*DO THIS*:
Without the pictures, write out all the lines below exactly as they appear.

*TASK INPUTS*:
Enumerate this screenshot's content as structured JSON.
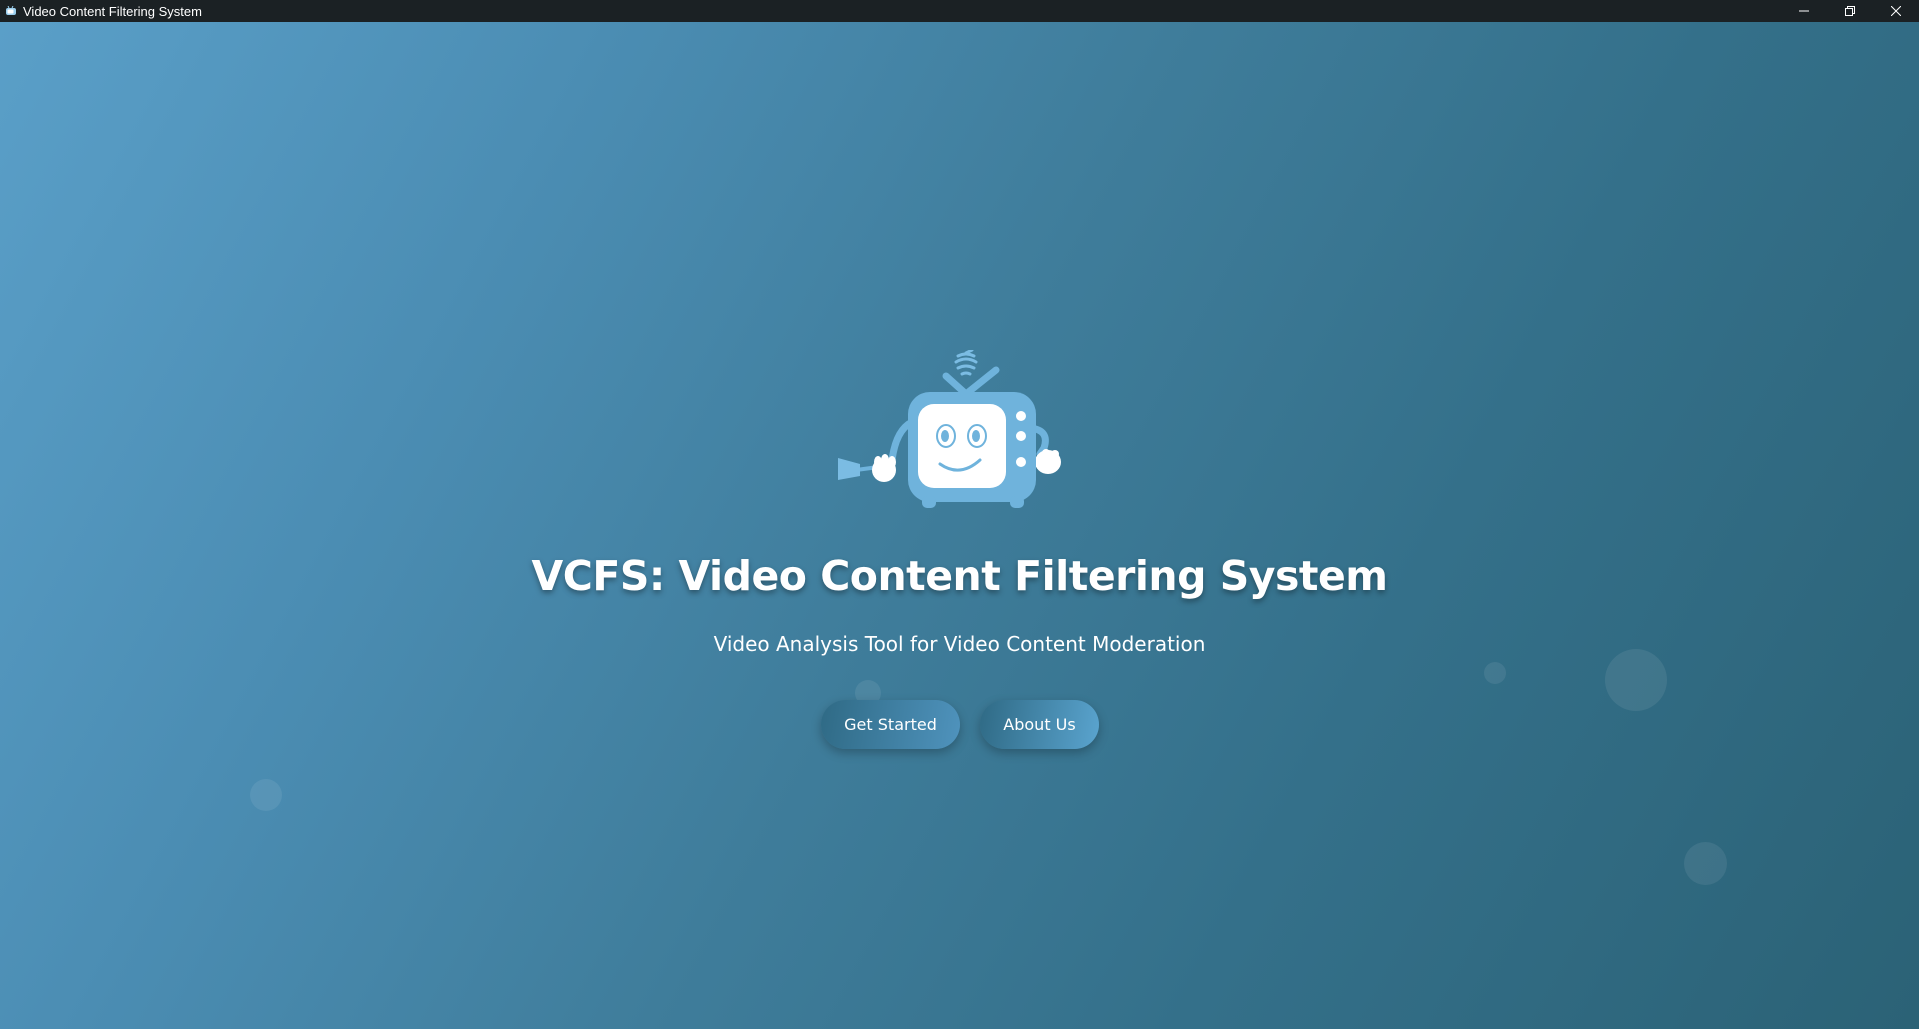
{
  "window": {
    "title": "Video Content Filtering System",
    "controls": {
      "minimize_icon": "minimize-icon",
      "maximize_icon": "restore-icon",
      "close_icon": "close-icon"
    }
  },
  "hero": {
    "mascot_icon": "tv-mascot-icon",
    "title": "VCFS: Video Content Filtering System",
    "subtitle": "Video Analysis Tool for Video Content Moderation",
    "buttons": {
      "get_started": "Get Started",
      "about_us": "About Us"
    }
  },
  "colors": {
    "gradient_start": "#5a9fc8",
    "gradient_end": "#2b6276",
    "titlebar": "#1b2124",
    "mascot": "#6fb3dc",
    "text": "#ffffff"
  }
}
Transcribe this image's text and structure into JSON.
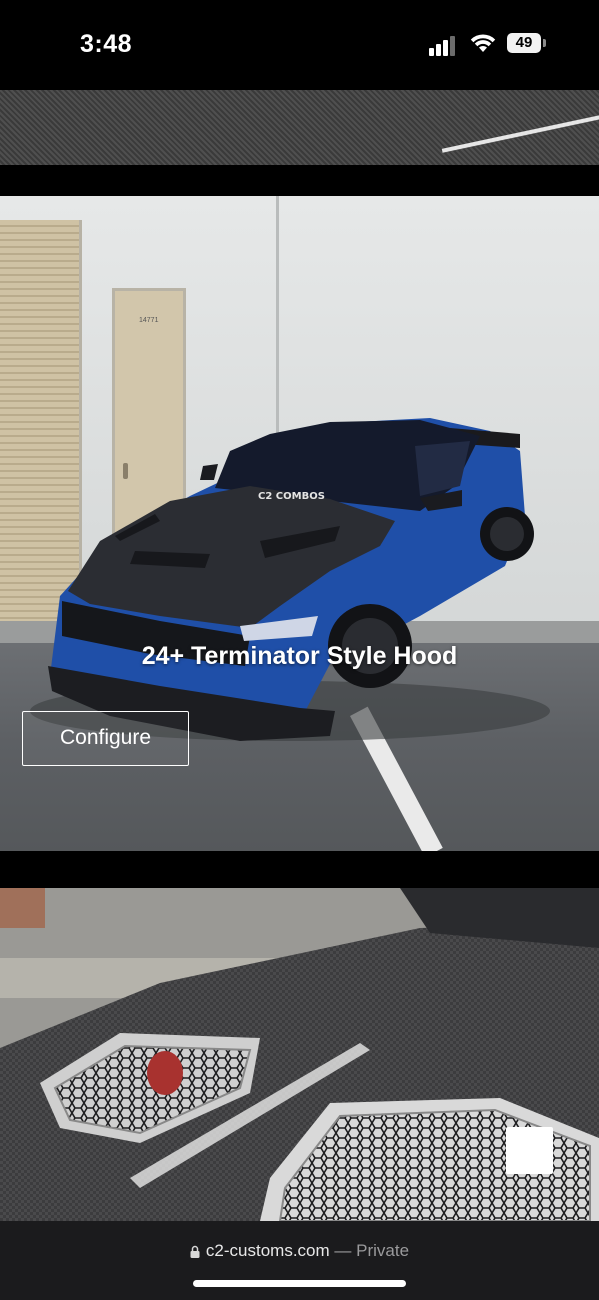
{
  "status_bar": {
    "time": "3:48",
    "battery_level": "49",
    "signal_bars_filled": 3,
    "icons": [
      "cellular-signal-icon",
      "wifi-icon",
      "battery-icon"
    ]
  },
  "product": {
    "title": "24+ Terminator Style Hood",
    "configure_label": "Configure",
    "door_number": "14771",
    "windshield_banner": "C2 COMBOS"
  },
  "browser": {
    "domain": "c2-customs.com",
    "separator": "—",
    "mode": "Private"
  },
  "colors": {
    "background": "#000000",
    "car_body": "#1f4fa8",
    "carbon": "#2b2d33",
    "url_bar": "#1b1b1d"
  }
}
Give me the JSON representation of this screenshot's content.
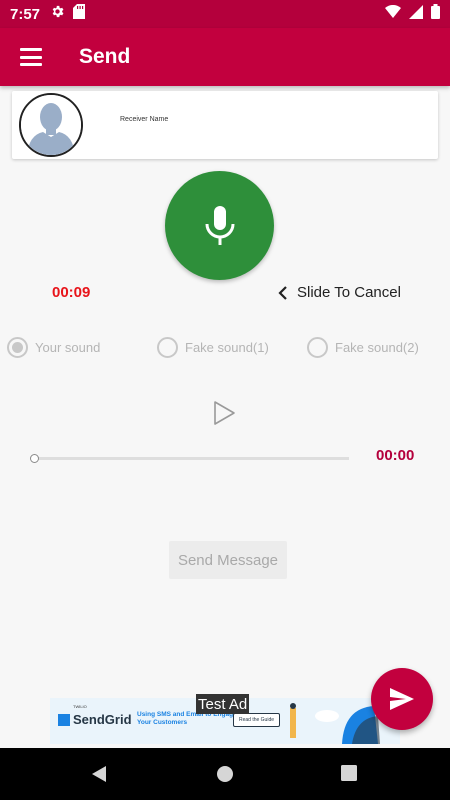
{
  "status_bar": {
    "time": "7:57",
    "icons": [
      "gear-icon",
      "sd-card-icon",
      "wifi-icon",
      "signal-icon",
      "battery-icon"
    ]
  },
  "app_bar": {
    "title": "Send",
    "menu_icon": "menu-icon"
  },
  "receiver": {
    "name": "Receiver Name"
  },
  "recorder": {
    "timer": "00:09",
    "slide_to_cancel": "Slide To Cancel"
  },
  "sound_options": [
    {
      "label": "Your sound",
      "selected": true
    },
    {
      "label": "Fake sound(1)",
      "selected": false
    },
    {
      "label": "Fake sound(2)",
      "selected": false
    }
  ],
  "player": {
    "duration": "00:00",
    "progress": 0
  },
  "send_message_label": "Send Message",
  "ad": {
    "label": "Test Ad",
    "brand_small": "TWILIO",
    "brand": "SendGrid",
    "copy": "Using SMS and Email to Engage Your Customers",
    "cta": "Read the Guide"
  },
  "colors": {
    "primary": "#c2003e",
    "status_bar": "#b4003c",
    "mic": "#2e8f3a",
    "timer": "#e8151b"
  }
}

*SOLUTION TO THIS TASK*:
Enumerate this screenshot's content as structured JSON.
{
  "window": {
    "title": "Video Content Filtering System",
    "controls": {
      "minimize_icon": "minimize-icon",
      "maximize_icon": "restore-icon",
      "close_icon": "close-icon"
    }
  },
  "hero": {
    "mascot_icon": "tv-mascot-icon",
    "title": "VCFS: Video Content Filtering System",
    "subtitle": "Video Analysis Tool for Video Content Moderation",
    "buttons": {
      "get_started": "Get Started",
      "about_us": "About Us"
    }
  },
  "colors": {
    "gradient_start": "#5a9fc8",
    "gradient_end": "#2b6276",
    "titlebar": "#1b2124",
    "mascot": "#6fb3dc",
    "text": "#ffffff"
  }
}
Transcribe this image's text and structure into JSON.
{
  "status_bar": {
    "time": "3:48",
    "battery_level": "49",
    "signal_bars_filled": 3,
    "icons": [
      "cellular-signal-icon",
      "wifi-icon",
      "battery-icon"
    ]
  },
  "product": {
    "title": "24+ Terminator Style Hood",
    "configure_label": "Configure",
    "door_number": "14771",
    "windshield_banner": "C2 COMBOS"
  },
  "browser": {
    "domain": "c2-customs.com",
    "separator": "—",
    "mode": "Private"
  },
  "colors": {
    "background": "#000000",
    "car_body": "#1f4fa8",
    "carbon": "#2b2d33",
    "url_bar": "#1b1b1d"
  }
}
Give me the JSON representation of this screenshot's content.
{
  "status_bar": {
    "time": "7:57",
    "icons": [
      "gear-icon",
      "sd-card-icon",
      "wifi-icon",
      "signal-icon",
      "battery-icon"
    ]
  },
  "app_bar": {
    "title": "Send",
    "menu_icon": "menu-icon"
  },
  "receiver": {
    "name": "Receiver Name"
  },
  "recorder": {
    "timer": "00:09",
    "slide_to_cancel": "Slide To Cancel"
  },
  "sound_options": [
    {
      "label": "Your sound",
      "selected": true
    },
    {
      "label": "Fake sound(1)",
      "selected": false
    },
    {
      "label": "Fake sound(2)",
      "selected": false
    }
  ],
  "player": {
    "duration": "00:00",
    "progress": 0
  },
  "send_message_label": "Send Message",
  "ad": {
    "label": "Test Ad",
    "brand_small": "TWILIO",
    "brand": "SendGrid",
    "copy": "Using SMS and Email to Engage Your Customers",
    "cta": "Read the Guide"
  },
  "colors": {
    "primary": "#c2003e",
    "status_bar": "#b4003c",
    "mic": "#2e8f3a",
    "timer": "#e8151b"
  }
}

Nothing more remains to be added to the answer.